▶ **Prompt**
Omit the images, then print each record below exactly as it reads.

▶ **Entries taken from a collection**
☆ ☆ ☆ ☆ ☆

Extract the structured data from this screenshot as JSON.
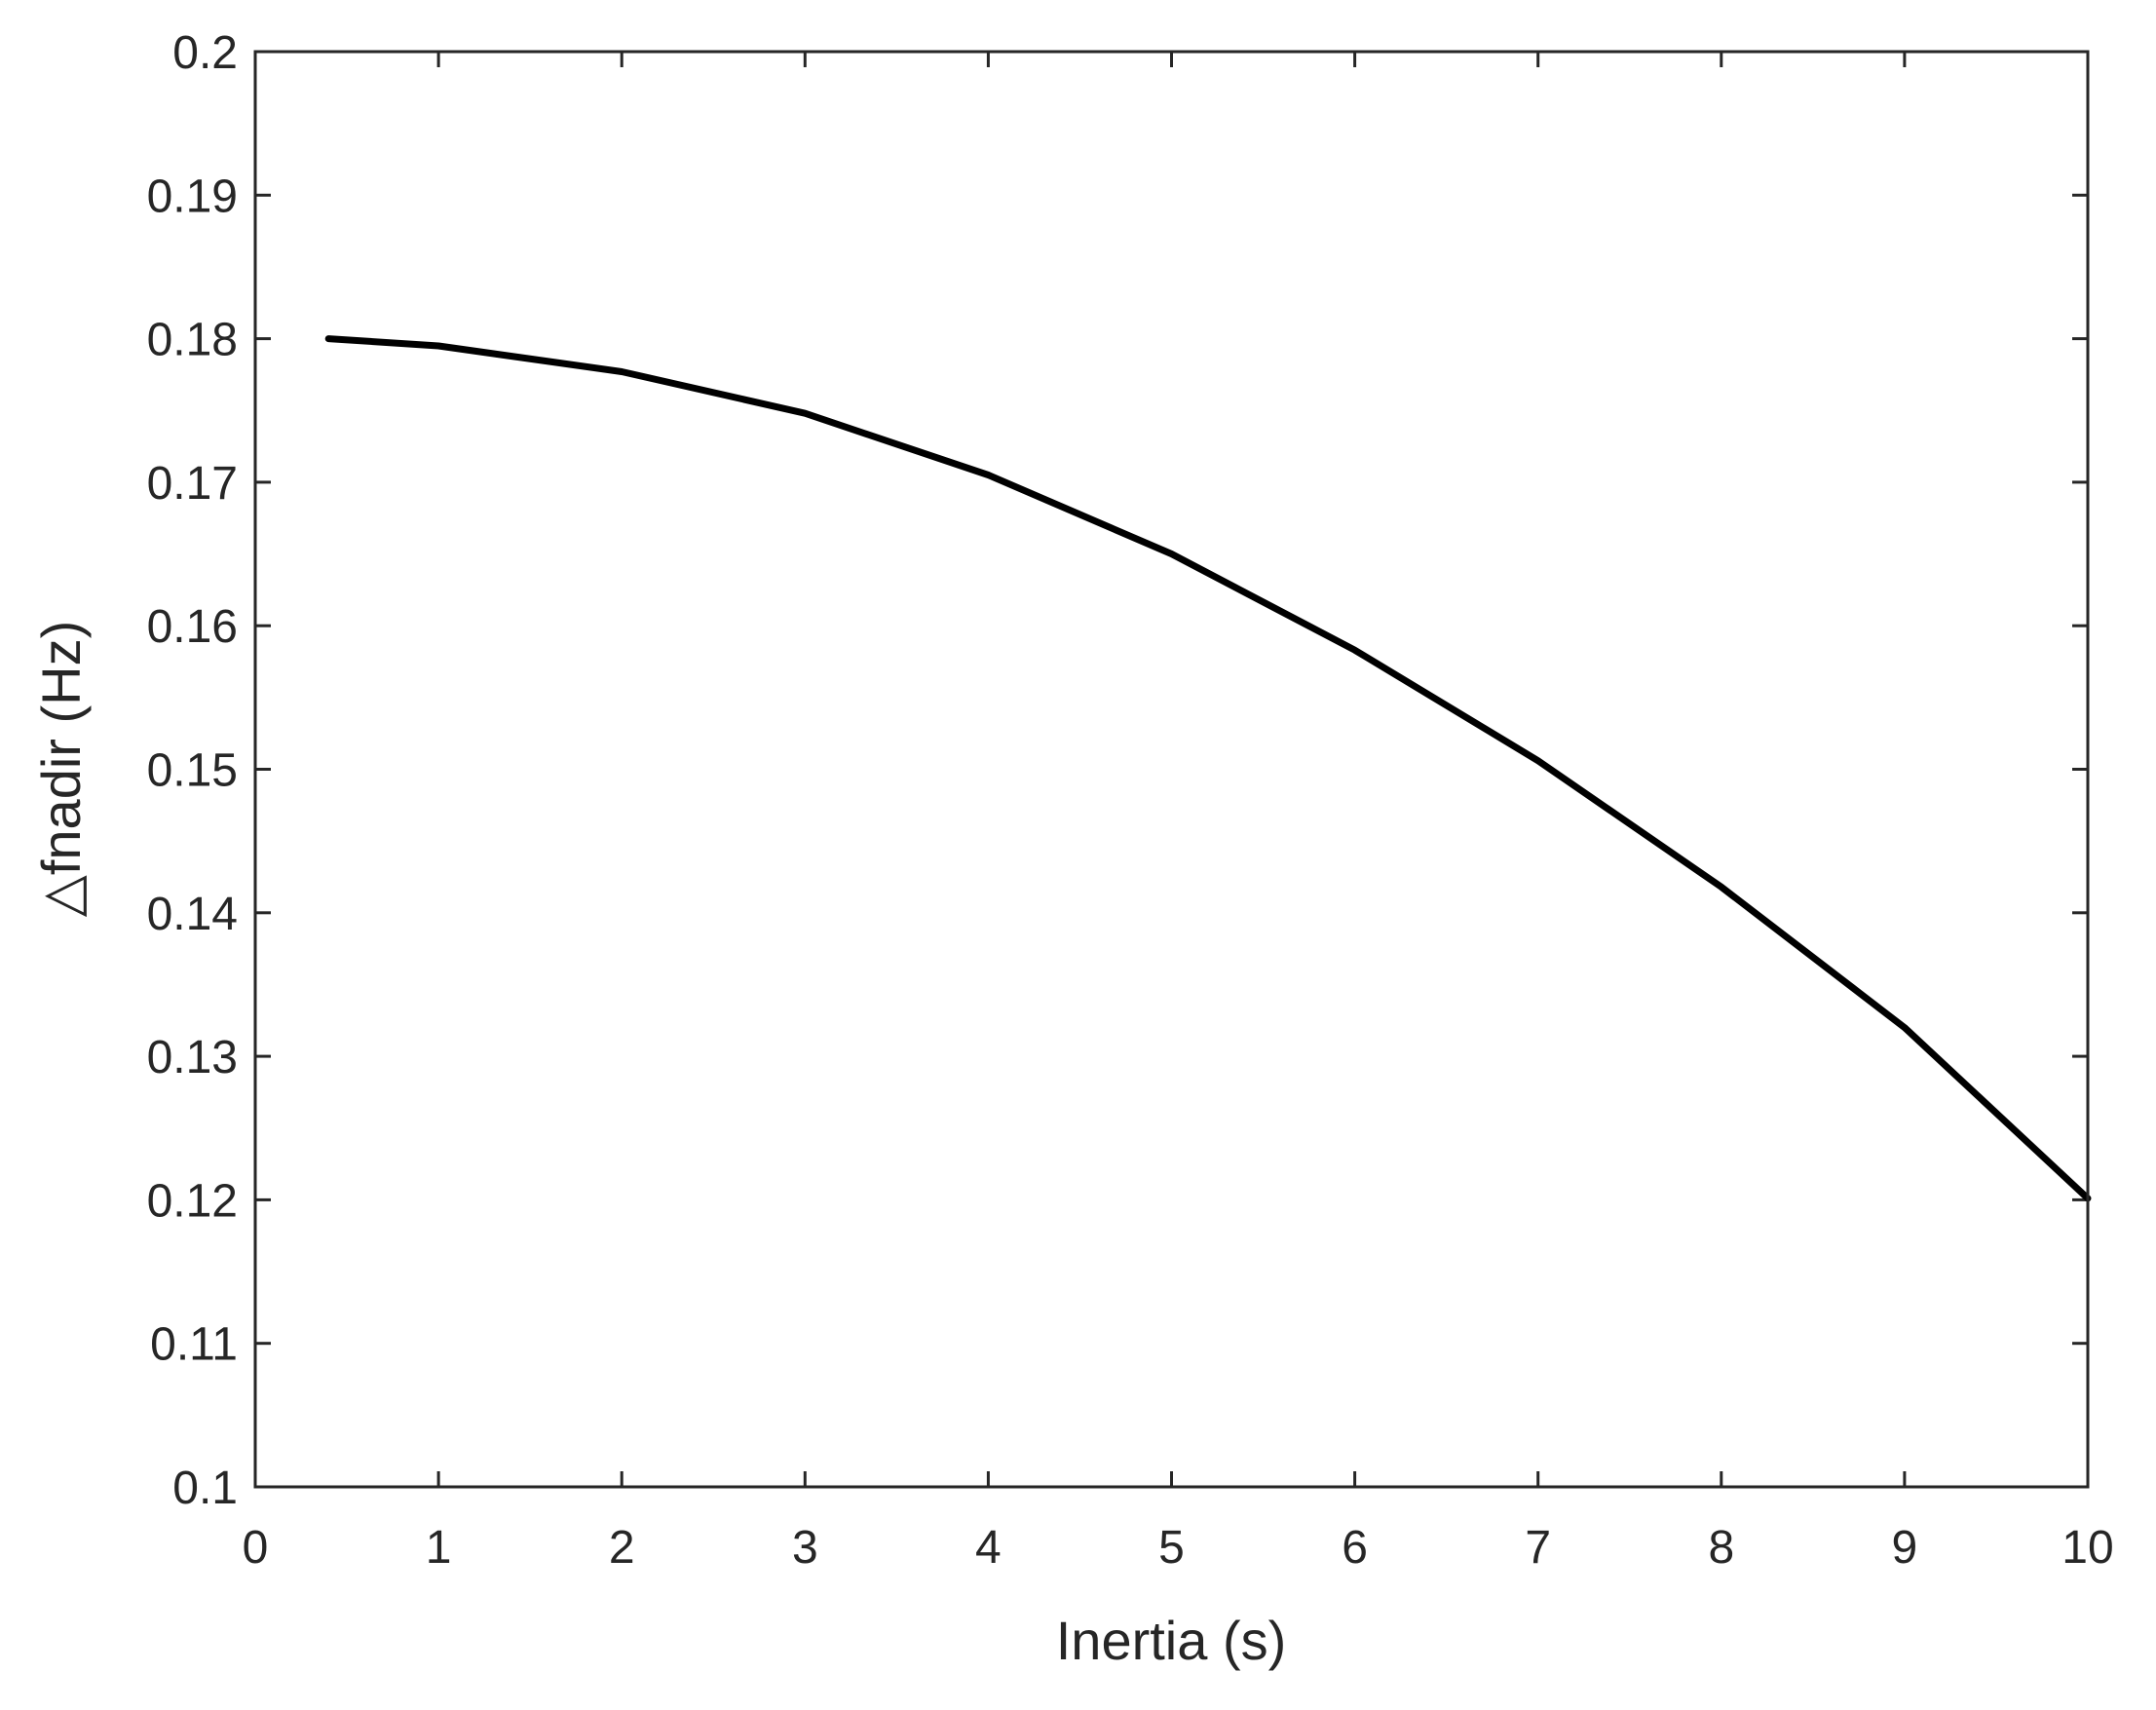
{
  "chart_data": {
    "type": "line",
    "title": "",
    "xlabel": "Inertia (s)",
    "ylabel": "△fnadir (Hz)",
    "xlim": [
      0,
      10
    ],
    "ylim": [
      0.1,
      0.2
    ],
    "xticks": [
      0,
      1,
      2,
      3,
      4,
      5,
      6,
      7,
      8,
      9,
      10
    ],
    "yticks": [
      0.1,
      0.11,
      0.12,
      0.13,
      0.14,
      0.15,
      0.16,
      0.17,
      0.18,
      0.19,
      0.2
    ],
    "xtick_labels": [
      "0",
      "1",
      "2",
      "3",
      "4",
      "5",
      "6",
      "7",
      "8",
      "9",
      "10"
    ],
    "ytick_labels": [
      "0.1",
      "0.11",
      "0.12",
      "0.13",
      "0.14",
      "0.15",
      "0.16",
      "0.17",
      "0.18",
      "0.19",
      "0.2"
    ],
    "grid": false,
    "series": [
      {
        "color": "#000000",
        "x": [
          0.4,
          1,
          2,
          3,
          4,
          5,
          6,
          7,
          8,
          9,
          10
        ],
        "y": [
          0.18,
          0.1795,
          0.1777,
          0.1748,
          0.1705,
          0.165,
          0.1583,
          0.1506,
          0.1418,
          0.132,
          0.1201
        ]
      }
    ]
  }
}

☆ ☆ ☆ ☆ ☆

▶ **The result**
Extract the structured data from this screenshot as JSON.
{
  "chart_data": {
    "type": "line",
    "title": "",
    "xlabel": "Inertia (s)",
    "ylabel": "△fnadir (Hz)",
    "xlim": [
      0,
      10
    ],
    "ylim": [
      0.1,
      0.2
    ],
    "xticks": [
      0,
      1,
      2,
      3,
      4,
      5,
      6,
      7,
      8,
      9,
      10
    ],
    "yticks": [
      0.1,
      0.11,
      0.12,
      0.13,
      0.14,
      0.15,
      0.16,
      0.17,
      0.18,
      0.19,
      0.2
    ],
    "xtick_labels": [
      "0",
      "1",
      "2",
      "3",
      "4",
      "5",
      "6",
      "7",
      "8",
      "9",
      "10"
    ],
    "ytick_labels": [
      "0.1",
      "0.11",
      "0.12",
      "0.13",
      "0.14",
      "0.15",
      "0.16",
      "0.17",
      "0.18",
      "0.19",
      "0.2"
    ],
    "grid": false,
    "series": [
      {
        "color": "#000000",
        "x": [
          0.4,
          1,
          2,
          3,
          4,
          5,
          6,
          7,
          8,
          9,
          10
        ],
        "y": [
          0.18,
          0.1795,
          0.1777,
          0.1748,
          0.1705,
          0.165,
          0.1583,
          0.1506,
          0.1418,
          0.132,
          0.1201
        ]
      }
    ]
  }
}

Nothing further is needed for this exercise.